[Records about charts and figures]
<<<<

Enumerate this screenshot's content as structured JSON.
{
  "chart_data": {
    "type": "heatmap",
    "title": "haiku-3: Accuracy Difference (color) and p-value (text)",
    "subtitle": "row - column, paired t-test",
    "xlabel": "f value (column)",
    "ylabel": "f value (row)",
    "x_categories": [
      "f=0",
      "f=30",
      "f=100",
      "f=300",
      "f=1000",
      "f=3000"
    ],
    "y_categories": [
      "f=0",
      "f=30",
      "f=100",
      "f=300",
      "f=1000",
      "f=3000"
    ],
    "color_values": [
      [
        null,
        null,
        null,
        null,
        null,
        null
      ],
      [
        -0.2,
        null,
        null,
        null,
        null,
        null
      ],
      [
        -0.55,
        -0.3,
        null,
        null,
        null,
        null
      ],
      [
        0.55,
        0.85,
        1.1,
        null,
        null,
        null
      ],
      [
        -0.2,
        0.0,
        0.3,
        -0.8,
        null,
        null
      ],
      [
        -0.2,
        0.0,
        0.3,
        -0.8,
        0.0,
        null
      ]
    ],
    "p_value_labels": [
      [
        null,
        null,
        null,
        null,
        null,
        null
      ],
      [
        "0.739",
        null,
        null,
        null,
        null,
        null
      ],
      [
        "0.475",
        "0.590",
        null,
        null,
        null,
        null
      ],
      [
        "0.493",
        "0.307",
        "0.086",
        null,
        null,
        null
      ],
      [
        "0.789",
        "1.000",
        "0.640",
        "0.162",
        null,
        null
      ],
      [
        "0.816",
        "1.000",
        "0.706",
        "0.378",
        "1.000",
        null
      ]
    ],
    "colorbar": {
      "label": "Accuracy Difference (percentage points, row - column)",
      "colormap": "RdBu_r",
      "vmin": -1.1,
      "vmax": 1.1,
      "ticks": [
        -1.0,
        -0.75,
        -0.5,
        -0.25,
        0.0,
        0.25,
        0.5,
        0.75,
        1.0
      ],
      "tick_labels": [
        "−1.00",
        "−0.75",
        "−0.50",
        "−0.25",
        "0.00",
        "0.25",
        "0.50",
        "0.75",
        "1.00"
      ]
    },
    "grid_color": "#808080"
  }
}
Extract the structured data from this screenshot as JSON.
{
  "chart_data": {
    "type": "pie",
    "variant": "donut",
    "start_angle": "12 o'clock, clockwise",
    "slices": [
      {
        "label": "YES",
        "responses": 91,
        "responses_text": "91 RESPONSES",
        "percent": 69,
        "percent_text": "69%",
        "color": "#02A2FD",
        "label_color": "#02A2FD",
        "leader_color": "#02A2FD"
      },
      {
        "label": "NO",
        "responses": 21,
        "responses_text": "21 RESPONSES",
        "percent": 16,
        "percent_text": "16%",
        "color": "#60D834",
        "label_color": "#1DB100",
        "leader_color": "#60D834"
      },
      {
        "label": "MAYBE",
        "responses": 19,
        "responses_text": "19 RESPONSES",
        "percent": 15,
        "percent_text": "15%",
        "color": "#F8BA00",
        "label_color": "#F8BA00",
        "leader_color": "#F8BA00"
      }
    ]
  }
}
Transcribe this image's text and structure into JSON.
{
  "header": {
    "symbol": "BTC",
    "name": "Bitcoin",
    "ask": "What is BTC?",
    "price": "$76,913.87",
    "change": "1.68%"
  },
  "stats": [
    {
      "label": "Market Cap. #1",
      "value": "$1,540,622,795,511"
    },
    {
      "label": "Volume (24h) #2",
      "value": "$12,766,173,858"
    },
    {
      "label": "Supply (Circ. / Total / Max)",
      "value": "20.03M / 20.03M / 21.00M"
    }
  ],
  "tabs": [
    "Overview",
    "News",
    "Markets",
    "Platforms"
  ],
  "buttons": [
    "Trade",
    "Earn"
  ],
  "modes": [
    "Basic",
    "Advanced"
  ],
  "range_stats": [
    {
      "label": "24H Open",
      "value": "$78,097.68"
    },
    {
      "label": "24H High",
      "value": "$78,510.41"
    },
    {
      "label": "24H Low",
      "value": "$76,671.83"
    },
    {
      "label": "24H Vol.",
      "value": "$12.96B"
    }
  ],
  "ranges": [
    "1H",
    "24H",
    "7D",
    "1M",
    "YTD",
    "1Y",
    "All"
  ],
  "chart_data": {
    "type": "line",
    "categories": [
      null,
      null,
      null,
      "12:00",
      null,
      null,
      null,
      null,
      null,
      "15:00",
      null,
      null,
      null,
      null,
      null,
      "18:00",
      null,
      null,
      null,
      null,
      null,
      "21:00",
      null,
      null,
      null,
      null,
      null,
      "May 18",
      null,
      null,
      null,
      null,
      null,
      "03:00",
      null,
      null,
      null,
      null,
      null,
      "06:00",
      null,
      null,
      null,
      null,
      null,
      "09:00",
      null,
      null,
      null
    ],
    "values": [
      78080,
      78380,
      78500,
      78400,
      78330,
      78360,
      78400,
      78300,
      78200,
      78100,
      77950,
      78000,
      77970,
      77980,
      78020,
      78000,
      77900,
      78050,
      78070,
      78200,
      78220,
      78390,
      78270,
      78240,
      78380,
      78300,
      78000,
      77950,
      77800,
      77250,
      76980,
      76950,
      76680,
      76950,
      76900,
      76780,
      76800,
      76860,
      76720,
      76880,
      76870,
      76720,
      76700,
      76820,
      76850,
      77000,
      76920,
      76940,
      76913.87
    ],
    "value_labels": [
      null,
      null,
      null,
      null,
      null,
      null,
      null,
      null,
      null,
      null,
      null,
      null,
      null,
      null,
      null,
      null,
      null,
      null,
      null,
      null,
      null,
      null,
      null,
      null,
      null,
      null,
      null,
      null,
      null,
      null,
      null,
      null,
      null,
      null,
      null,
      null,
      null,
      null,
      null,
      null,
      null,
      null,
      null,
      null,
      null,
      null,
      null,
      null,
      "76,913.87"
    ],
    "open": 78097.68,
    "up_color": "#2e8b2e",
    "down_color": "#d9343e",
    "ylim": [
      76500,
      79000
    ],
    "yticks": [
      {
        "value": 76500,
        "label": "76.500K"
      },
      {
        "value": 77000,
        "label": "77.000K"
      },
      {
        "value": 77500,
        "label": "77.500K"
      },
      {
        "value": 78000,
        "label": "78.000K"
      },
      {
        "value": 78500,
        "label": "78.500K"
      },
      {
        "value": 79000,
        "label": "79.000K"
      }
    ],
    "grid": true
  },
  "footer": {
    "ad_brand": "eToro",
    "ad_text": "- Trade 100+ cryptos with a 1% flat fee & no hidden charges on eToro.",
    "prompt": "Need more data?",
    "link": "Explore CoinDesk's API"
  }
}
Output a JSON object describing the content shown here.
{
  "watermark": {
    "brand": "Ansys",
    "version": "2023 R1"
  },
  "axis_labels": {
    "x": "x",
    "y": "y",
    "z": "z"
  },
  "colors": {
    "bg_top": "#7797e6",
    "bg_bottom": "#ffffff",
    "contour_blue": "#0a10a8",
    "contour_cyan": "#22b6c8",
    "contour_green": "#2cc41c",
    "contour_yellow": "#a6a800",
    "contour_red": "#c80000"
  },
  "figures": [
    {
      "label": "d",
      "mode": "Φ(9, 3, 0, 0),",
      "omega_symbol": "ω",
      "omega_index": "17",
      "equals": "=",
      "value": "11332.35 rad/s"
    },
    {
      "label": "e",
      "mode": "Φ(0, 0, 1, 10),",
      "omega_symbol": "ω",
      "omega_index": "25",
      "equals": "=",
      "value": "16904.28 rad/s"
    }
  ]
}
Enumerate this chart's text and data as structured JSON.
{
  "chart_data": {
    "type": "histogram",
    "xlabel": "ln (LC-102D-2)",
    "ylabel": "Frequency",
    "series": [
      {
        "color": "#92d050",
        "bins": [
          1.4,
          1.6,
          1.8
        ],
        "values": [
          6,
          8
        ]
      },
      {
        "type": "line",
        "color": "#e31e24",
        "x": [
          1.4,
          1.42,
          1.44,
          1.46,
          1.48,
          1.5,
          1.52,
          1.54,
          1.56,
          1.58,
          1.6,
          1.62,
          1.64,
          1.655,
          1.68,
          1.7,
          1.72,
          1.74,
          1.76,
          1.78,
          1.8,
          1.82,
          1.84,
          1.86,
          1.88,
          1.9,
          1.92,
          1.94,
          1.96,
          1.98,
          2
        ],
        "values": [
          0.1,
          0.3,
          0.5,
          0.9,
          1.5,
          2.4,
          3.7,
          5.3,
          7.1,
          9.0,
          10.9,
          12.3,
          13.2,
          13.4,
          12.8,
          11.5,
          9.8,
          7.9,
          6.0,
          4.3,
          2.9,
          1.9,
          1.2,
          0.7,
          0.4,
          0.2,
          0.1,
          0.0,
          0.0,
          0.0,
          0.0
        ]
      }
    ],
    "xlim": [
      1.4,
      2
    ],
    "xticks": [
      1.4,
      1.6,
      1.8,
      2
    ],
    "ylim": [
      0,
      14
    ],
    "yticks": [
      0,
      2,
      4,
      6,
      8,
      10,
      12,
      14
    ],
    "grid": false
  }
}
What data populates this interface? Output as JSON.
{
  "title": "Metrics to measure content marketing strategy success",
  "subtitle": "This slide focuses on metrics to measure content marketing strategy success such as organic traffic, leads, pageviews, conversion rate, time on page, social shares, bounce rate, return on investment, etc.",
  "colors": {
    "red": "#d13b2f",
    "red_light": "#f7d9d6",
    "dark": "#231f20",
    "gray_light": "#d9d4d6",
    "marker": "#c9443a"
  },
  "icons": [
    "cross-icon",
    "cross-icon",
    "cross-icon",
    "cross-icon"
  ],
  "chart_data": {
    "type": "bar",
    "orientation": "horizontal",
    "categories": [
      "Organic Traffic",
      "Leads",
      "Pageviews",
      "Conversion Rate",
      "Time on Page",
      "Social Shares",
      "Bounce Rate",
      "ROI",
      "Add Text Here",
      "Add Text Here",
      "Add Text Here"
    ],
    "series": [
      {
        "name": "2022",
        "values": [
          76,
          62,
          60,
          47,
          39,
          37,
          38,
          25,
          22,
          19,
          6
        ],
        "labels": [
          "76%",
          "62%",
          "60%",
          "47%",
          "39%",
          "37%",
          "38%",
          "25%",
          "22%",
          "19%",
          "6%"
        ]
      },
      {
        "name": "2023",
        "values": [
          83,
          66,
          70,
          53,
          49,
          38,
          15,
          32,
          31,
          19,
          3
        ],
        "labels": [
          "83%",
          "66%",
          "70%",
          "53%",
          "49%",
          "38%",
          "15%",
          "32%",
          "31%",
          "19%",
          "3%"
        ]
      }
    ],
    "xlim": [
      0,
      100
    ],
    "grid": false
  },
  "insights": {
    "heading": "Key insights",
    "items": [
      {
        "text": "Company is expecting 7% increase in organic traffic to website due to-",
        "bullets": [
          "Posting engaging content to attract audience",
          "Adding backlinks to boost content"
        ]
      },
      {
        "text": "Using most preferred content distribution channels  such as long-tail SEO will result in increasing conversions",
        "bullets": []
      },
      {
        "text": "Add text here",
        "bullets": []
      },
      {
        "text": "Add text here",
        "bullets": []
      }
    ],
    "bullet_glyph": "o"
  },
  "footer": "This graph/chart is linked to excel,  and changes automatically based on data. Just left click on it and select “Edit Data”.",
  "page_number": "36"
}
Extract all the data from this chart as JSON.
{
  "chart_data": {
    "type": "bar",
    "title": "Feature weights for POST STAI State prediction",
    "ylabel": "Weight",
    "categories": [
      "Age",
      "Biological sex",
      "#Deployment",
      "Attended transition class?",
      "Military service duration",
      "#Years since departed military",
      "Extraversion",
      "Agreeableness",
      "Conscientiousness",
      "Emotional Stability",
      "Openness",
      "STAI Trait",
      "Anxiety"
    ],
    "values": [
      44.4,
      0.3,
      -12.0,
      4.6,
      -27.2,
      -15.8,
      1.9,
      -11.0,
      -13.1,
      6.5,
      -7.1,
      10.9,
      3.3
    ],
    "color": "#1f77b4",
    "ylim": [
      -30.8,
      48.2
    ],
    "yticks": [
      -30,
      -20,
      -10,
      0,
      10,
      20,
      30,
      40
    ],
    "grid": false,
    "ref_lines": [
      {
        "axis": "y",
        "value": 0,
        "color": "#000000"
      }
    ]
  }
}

>>>>

Check each line of the records for the word "Accuracy", and show the lines that contain it.

    "title": "haiku-3: Accuracy Difference (color) and p-value (text)",
      "label": "Accuracy Difference (percentage points, row - column)",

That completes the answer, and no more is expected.